* _JOB_
All the data should come back exactly as it was given.

Records from a data source

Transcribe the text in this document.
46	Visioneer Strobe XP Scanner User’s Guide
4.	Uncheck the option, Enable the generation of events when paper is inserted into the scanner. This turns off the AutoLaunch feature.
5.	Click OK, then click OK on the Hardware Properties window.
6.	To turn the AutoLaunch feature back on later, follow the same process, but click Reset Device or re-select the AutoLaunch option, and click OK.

* _RESPONSE TO THIS EXERCISE_
Transcribe the text in this document.
46	Visioneer Strobe XP Scanner User’s Guide
4.	Uncheck the option, Enable the generation of events when paper is inserted into the scanner. This turns off the AutoLaunch feature.
5.	Click OK, then click OK on the Hardware Properties window.
6.	To turn the AutoLaunch feature back on later, follow the same process, but click Reset Device or re-select the AutoLaunch option, and click OK.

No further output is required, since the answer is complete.